>> begin

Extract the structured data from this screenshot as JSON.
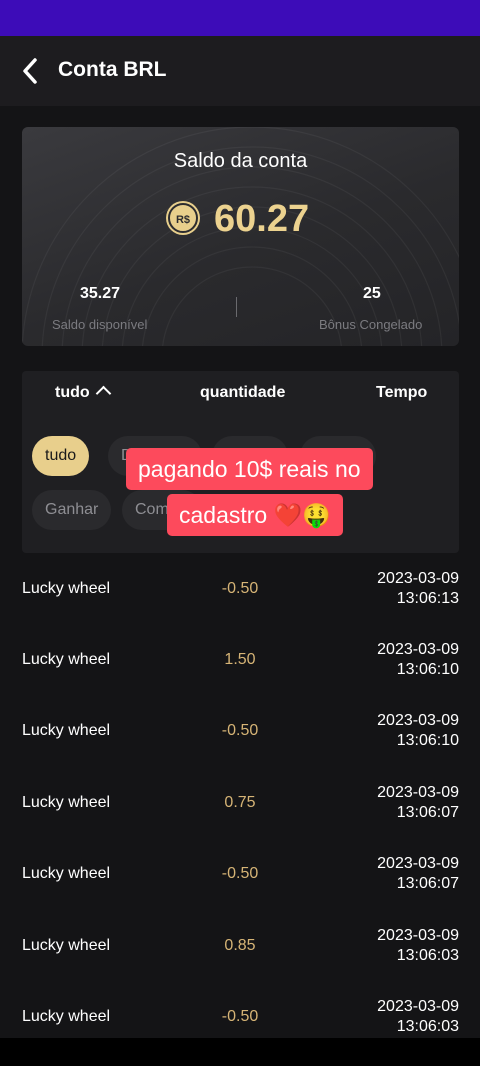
{
  "header": {
    "title": "Conta BRL",
    "back_icon": "chevron-left-icon"
  },
  "balance": {
    "title": "Saldo da conta",
    "currency_symbol": "R$",
    "total": "60.27",
    "available_value": "35.27",
    "available_label": "Saldo disponível",
    "frozen_value": "25",
    "frozen_label": "Bônus Congelado"
  },
  "filters": {
    "headers": [
      "tudo",
      "quantidade",
      "Tempo"
    ],
    "chips": [
      "tudo",
      "D",
      "",
      "",
      "Ganhar",
      "Com"
    ],
    "active_chip": "tudo"
  },
  "overlay": {
    "line1": "pagando 10$ reais no",
    "line2": "cadastro ❤️🤑"
  },
  "transactions": [
    {
      "name": "Lucky wheel",
      "amount": "-0.50",
      "date": "2023-03-09",
      "time": "13:06:13"
    },
    {
      "name": "Lucky wheel",
      "amount": "1.50",
      "date": "2023-03-09",
      "time": "13:06:10"
    },
    {
      "name": "Lucky wheel",
      "amount": "-0.50",
      "date": "2023-03-09",
      "time": "13:06:10"
    },
    {
      "name": "Lucky wheel",
      "amount": "0.75",
      "date": "2023-03-09",
      "time": "13:06:07"
    },
    {
      "name": "Lucky wheel",
      "amount": "-0.50",
      "date": "2023-03-09",
      "time": "13:06:07"
    },
    {
      "name": "Lucky wheel",
      "amount": "0.85",
      "date": "2023-03-09",
      "time": "13:06:03"
    },
    {
      "name": "Lucky wheel",
      "amount": "-0.50",
      "date": "2023-03-09",
      "time": "13:06:03"
    }
  ],
  "colors": {
    "accent_gold": "#e8cf8c",
    "amount_gold": "#d6b476",
    "status_bar": "#3d0cb8",
    "overlay_red": "#fd4a5c"
  }
}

>> end

■ Set task: Output the entries above exactly. Drop the pictures.

■ Exercise answer:
Extract the structured data from this screenshot as JSON.
{
  "header": {
    "title": "Conta BRL",
    "back_icon": "chevron-left-icon"
  },
  "balance": {
    "title": "Saldo da conta",
    "currency_symbol": "R$",
    "total": "60.27",
    "available_value": "35.27",
    "available_label": "Saldo disponível",
    "frozen_value": "25",
    "frozen_label": "Bônus Congelado"
  },
  "filters": {
    "headers": [
      "tudo",
      "quantidade",
      "Tempo"
    ],
    "chips": [
      "tudo",
      "D",
      "",
      "",
      "Ganhar",
      "Com"
    ],
    "active_chip": "tudo"
  },
  "overlay": {
    "line1": "pagando 10$ reais no",
    "line2": "cadastro ❤️🤑"
  },
  "transactions": [
    {
      "name": "Lucky wheel",
      "amount": "-0.50",
      "date": "2023-03-09",
      "time": "13:06:13"
    },
    {
      "name": "Lucky wheel",
      "amount": "1.50",
      "date": "2023-03-09",
      "time": "13:06:10"
    },
    {
      "name": "Lucky wheel",
      "amount": "-0.50",
      "date": "2023-03-09",
      "time": "13:06:10"
    },
    {
      "name": "Lucky wheel",
      "amount": "0.75",
      "date": "2023-03-09",
      "time": "13:06:07"
    },
    {
      "name": "Lucky wheel",
      "amount": "-0.50",
      "date": "2023-03-09",
      "time": "13:06:07"
    },
    {
      "name": "Lucky wheel",
      "amount": "0.85",
      "date": "2023-03-09",
      "time": "13:06:03"
    },
    {
      "name": "Lucky wheel",
      "amount": "-0.50",
      "date": "2023-03-09",
      "time": "13:06:03"
    }
  ],
  "colors": {
    "accent_gold": "#e8cf8c",
    "amount_gold": "#d6b476",
    "status_bar": "#3d0cb8",
    "overlay_red": "#fd4a5c"
  }
}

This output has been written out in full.